- [Stated problem]: Quote every line of the data below as it stands, omitting pictures.

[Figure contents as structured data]
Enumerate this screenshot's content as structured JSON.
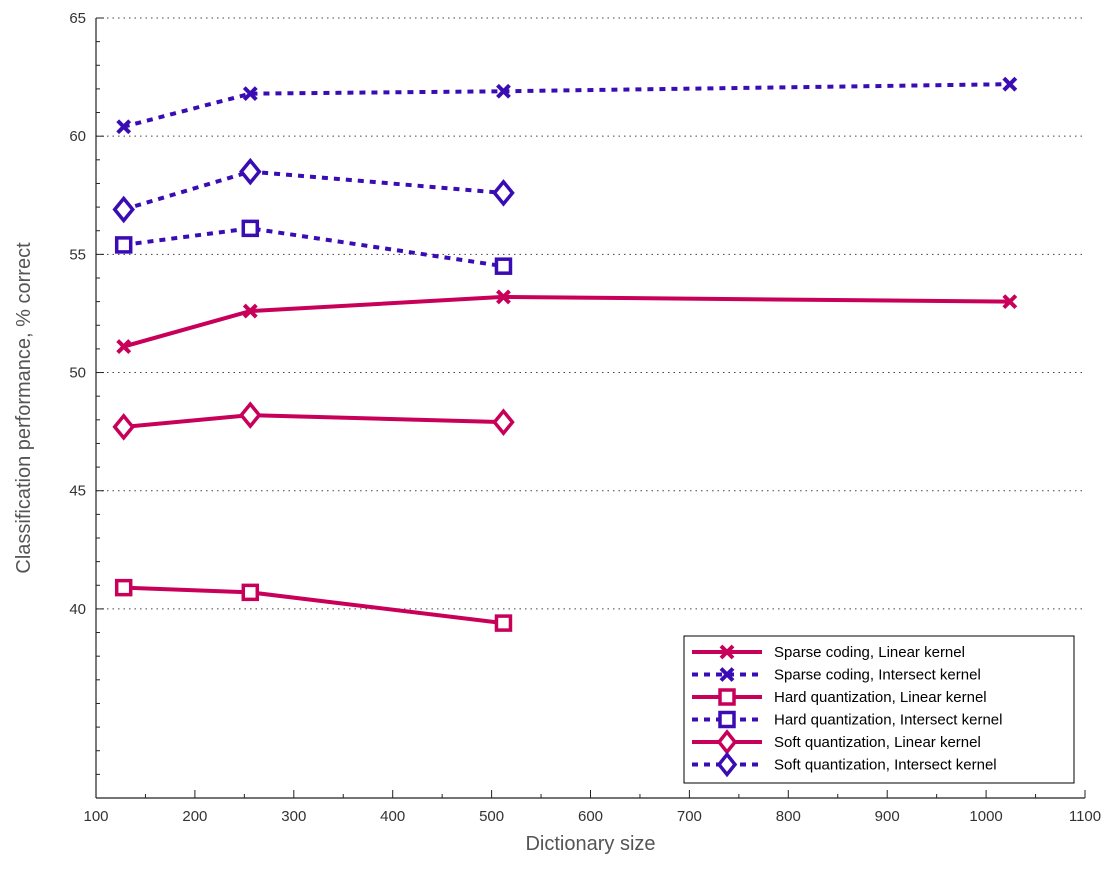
{
  "colors": {
    "linear": "#c8005a",
    "intersect": "#3a0db4",
    "grid": "#444444",
    "axis": "#222222"
  },
  "chart_data": {
    "type": "line",
    "title": "",
    "xlabel": "Dictionary size",
    "ylabel": "Classification performance, % correct",
    "xlim": [
      100,
      1100
    ],
    "ylim": [
      32,
      65
    ],
    "xticks": [
      100,
      200,
      300,
      400,
      500,
      600,
      700,
      800,
      900,
      1000,
      1100
    ],
    "yticks": [
      40,
      45,
      50,
      55,
      60,
      65
    ],
    "grid": "horizontal dotted",
    "legend_position": "bottom-right",
    "series": [
      {
        "name": "Sparse coding, Linear kernel",
        "marker": "x",
        "style": "solid",
        "color": "#c8005a",
        "x": [
          128,
          256,
          512,
          1024
        ],
        "y": [
          51.1,
          52.6,
          53.2,
          53.0
        ]
      },
      {
        "name": "Sparse coding, Intersect kernel",
        "marker": "x",
        "style": "dotted",
        "color": "#3a0db4",
        "x": [
          128,
          256,
          512,
          1024
        ],
        "y": [
          60.4,
          61.8,
          61.9,
          62.2
        ]
      },
      {
        "name": "Hard quantization, Linear kernel",
        "marker": "square",
        "style": "solid",
        "color": "#c8005a",
        "x": [
          128,
          256,
          512
        ],
        "y": [
          40.9,
          40.7,
          39.4
        ]
      },
      {
        "name": "Hard quantization, Intersect kernel",
        "marker": "square",
        "style": "dotted",
        "color": "#3a0db4",
        "x": [
          128,
          256,
          512
        ],
        "y": [
          55.4,
          56.1,
          54.5
        ]
      },
      {
        "name": "Soft quantization, Linear kernel",
        "marker": "diamond",
        "style": "solid",
        "color": "#c8005a",
        "x": [
          128,
          256,
          512
        ],
        "y": [
          47.7,
          48.2,
          47.9
        ]
      },
      {
        "name": "Soft quantization, Intersect kernel",
        "marker": "diamond",
        "style": "dotted",
        "color": "#3a0db4",
        "x": [
          128,
          256,
          512
        ],
        "y": [
          56.9,
          58.5,
          57.6
        ]
      }
    ]
  }
}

- [The response]:
Enumerate this screenshot's content as structured JSON.
{
  "colors": {
    "linear": "#c8005a",
    "intersect": "#3a0db4",
    "grid": "#444444",
    "axis": "#222222"
  },
  "chart_data": {
    "type": "line",
    "title": "",
    "xlabel": "Dictionary size",
    "ylabel": "Classification performance, % correct",
    "xlim": [
      100,
      1100
    ],
    "ylim": [
      32,
      65
    ],
    "xticks": [
      100,
      200,
      300,
      400,
      500,
      600,
      700,
      800,
      900,
      1000,
      1100
    ],
    "yticks": [
      40,
      45,
      50,
      55,
      60,
      65
    ],
    "grid": "horizontal dotted",
    "legend_position": "bottom-right",
    "series": [
      {
        "name": "Sparse coding, Linear kernel",
        "marker": "x",
        "style": "solid",
        "color": "#c8005a",
        "x": [
          128,
          256,
          512,
          1024
        ],
        "y": [
          51.1,
          52.6,
          53.2,
          53.0
        ]
      },
      {
        "name": "Sparse coding, Intersect kernel",
        "marker": "x",
        "style": "dotted",
        "color": "#3a0db4",
        "x": [
          128,
          256,
          512,
          1024
        ],
        "y": [
          60.4,
          61.8,
          61.9,
          62.2
        ]
      },
      {
        "name": "Hard quantization, Linear kernel",
        "marker": "square",
        "style": "solid",
        "color": "#c8005a",
        "x": [
          128,
          256,
          512
        ],
        "y": [
          40.9,
          40.7,
          39.4
        ]
      },
      {
        "name": "Hard quantization, Intersect kernel",
        "marker": "square",
        "style": "dotted",
        "color": "#3a0db4",
        "x": [
          128,
          256,
          512
        ],
        "y": [
          55.4,
          56.1,
          54.5
        ]
      },
      {
        "name": "Soft quantization, Linear kernel",
        "marker": "diamond",
        "style": "solid",
        "color": "#c8005a",
        "x": [
          128,
          256,
          512
        ],
        "y": [
          47.7,
          48.2,
          47.9
        ]
      },
      {
        "name": "Soft quantization, Intersect kernel",
        "marker": "diamond",
        "style": "dotted",
        "color": "#3a0db4",
        "x": [
          128,
          256,
          512
        ],
        "y": [
          56.9,
          58.5,
          57.6
        ]
      }
    ]
  }
}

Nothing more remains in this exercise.